→ Data entries:
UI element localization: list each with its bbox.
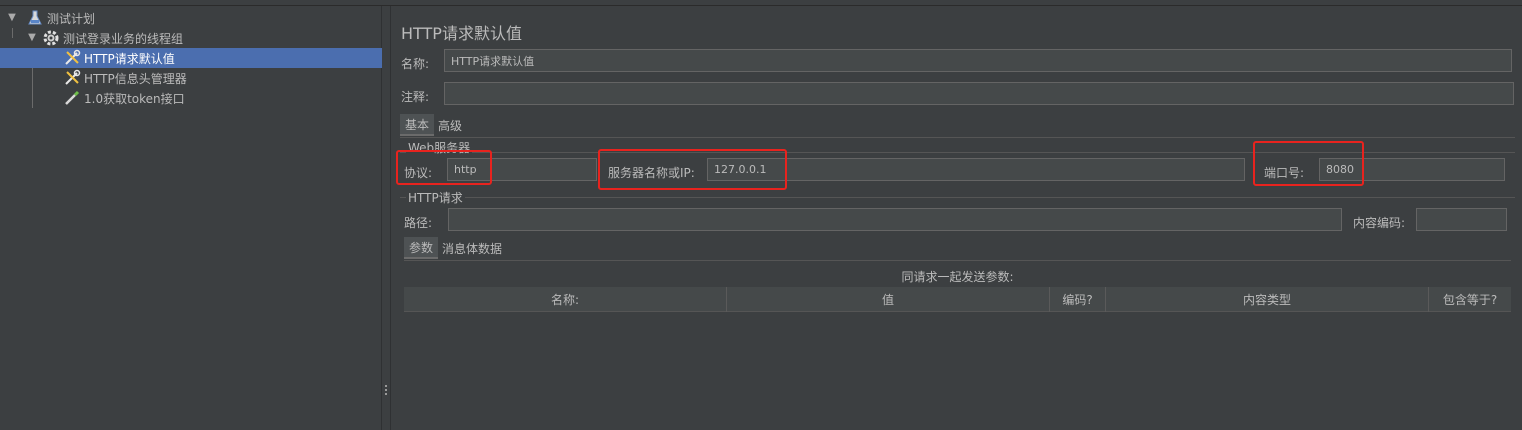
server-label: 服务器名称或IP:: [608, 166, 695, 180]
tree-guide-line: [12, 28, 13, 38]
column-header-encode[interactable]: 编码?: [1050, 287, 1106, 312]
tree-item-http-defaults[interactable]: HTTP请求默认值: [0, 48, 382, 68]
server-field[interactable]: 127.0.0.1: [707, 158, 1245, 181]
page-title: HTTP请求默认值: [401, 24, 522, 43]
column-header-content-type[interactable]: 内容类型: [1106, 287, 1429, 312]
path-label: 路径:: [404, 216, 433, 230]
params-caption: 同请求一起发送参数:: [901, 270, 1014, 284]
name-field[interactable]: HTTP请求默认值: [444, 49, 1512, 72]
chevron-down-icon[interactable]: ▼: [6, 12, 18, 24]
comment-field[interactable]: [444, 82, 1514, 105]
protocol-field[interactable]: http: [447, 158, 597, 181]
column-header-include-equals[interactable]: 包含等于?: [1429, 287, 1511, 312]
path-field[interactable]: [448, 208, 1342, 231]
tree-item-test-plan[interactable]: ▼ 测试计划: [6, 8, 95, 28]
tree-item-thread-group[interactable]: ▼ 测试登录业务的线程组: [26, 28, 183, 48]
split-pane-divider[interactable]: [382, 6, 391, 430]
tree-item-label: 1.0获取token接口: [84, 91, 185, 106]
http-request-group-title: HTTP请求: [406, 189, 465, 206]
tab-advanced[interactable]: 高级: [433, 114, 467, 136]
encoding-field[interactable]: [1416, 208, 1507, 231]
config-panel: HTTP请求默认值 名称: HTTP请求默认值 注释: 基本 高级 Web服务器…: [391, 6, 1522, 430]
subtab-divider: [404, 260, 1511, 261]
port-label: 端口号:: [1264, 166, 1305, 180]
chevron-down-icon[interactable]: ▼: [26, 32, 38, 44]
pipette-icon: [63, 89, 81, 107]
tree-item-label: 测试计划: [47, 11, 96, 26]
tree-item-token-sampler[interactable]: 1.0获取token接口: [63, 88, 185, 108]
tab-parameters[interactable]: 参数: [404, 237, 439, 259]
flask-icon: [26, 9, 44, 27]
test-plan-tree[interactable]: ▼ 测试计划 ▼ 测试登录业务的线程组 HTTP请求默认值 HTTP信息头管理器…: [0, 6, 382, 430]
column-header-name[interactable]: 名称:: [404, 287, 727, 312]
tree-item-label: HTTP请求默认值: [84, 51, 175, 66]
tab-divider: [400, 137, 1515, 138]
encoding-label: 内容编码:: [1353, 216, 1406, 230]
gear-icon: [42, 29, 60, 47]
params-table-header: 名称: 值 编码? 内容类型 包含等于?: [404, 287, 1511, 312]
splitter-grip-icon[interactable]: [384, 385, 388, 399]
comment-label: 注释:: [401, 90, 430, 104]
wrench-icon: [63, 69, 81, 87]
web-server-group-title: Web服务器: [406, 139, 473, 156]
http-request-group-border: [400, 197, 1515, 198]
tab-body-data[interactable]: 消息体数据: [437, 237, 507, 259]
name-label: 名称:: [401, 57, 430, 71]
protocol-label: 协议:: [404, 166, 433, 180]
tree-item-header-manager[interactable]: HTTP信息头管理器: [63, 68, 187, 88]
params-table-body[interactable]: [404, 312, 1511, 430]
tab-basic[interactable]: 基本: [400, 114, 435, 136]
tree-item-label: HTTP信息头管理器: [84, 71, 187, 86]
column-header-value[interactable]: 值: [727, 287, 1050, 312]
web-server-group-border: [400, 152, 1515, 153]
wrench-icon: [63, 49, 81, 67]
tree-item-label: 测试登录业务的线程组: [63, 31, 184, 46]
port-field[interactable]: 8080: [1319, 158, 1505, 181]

==

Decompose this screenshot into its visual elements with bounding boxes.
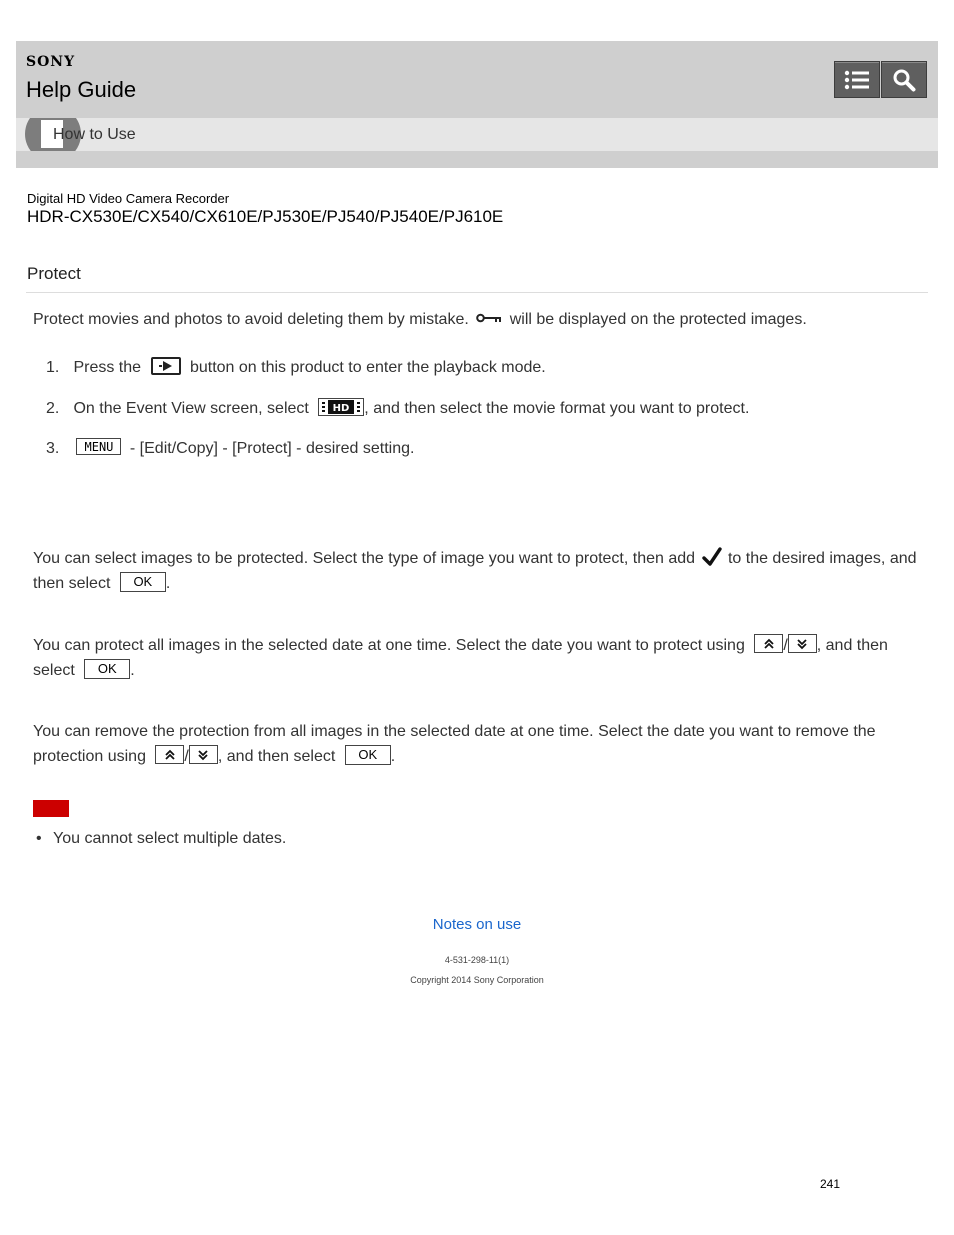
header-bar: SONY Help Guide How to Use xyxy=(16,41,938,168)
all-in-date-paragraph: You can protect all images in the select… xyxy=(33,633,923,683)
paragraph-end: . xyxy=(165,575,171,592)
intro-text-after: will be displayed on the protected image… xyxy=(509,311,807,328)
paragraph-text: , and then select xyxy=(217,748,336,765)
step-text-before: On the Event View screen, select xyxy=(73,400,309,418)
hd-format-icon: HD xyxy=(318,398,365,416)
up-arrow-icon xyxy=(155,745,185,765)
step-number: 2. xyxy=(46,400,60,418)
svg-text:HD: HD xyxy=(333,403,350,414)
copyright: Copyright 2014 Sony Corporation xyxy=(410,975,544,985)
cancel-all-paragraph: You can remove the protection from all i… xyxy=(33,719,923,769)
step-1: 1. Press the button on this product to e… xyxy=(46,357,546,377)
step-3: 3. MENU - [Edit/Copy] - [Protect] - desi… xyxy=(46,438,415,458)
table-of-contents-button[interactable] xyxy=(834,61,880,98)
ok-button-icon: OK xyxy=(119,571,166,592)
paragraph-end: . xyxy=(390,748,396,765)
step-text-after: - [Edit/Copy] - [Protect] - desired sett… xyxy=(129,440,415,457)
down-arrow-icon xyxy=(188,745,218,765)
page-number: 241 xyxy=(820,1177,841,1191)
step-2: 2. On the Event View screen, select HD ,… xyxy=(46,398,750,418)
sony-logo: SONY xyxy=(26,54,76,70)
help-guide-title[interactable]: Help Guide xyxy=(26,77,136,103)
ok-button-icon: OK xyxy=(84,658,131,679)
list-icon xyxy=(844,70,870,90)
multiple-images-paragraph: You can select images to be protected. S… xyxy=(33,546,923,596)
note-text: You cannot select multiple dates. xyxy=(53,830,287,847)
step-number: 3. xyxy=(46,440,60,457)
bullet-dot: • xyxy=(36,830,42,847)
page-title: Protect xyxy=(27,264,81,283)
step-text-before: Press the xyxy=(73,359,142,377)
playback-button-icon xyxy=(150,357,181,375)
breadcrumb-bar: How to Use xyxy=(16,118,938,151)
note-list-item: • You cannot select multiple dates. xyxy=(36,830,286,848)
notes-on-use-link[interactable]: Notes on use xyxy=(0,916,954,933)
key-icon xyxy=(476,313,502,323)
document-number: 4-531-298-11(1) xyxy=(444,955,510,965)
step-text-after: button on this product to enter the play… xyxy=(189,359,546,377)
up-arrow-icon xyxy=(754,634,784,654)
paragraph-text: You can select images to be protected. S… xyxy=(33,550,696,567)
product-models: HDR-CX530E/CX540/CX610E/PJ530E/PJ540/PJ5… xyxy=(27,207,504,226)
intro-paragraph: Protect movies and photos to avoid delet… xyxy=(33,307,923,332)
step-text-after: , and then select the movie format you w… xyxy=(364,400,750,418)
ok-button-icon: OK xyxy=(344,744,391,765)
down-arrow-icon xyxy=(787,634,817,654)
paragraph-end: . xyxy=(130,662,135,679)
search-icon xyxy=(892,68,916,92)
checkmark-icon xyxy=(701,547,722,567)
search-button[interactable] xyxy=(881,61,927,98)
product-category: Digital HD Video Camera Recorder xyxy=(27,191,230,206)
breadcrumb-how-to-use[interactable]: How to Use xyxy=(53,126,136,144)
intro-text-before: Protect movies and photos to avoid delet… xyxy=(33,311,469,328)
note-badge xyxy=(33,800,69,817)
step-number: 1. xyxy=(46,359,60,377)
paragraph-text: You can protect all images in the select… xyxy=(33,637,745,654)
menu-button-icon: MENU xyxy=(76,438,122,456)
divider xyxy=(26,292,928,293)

...

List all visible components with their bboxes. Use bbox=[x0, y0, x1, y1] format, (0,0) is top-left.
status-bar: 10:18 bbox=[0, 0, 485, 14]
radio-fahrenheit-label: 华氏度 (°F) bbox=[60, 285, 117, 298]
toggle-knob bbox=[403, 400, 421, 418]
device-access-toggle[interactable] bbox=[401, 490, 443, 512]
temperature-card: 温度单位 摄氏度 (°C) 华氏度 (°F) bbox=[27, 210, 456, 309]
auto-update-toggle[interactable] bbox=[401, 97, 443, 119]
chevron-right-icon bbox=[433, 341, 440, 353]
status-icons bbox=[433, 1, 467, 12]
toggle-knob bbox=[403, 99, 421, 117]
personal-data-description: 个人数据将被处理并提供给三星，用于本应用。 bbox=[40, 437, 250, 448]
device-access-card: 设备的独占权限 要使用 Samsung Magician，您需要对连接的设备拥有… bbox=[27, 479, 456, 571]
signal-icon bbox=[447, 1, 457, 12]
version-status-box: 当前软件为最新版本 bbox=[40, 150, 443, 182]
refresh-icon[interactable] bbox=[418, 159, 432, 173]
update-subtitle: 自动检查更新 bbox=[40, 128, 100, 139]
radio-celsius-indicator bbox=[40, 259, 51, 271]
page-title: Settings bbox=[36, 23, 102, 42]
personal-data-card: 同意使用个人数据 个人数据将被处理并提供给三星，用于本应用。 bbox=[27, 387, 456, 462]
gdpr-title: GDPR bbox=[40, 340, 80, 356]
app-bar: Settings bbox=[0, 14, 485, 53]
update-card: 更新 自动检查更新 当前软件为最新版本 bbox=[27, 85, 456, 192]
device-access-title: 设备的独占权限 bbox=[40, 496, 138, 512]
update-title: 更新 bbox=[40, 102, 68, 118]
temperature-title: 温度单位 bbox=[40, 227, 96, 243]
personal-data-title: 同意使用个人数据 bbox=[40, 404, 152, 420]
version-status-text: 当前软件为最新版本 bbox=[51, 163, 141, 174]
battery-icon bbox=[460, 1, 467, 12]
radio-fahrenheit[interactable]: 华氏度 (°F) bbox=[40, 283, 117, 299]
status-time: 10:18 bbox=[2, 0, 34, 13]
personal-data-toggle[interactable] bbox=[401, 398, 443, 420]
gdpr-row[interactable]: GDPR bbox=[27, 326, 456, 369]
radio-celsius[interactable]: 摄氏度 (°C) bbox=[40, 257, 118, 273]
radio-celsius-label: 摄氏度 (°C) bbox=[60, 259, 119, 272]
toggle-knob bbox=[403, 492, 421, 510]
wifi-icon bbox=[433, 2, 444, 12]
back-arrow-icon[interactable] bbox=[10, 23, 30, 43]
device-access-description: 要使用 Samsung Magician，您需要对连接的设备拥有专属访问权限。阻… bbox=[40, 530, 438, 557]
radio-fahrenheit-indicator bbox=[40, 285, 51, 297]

→ Set problem: Transcribe the material verbatim, from the line containing "header-bar: SONY Help" through the line containing "cancel-all-paragraph: You can", with both of those lines included.

→ Result below:
header-bar: SONY Help Guide How to Use xyxy=(16,41,938,168)
all-in-date-paragraph: You can protect all images in the select… xyxy=(33,633,923,683)
paragraph-end: . xyxy=(165,575,171,592)
intro-text-after: will be displayed on the protected image… xyxy=(509,311,807,328)
paragraph-text: , and then select xyxy=(217,748,336,765)
step-text-before: On the Event View screen, select xyxy=(73,400,309,418)
hd-format-icon: HD xyxy=(318,398,365,416)
up-arrow-icon xyxy=(155,745,185,765)
step-number: 2. xyxy=(46,400,60,418)
svg-text:HD: HD xyxy=(333,403,350,414)
copyright: Copyright 2014 Sony Corporation xyxy=(410,975,544,985)
cancel-all-paragraph: You can remove the protection from all i… xyxy=(33,719,923,769)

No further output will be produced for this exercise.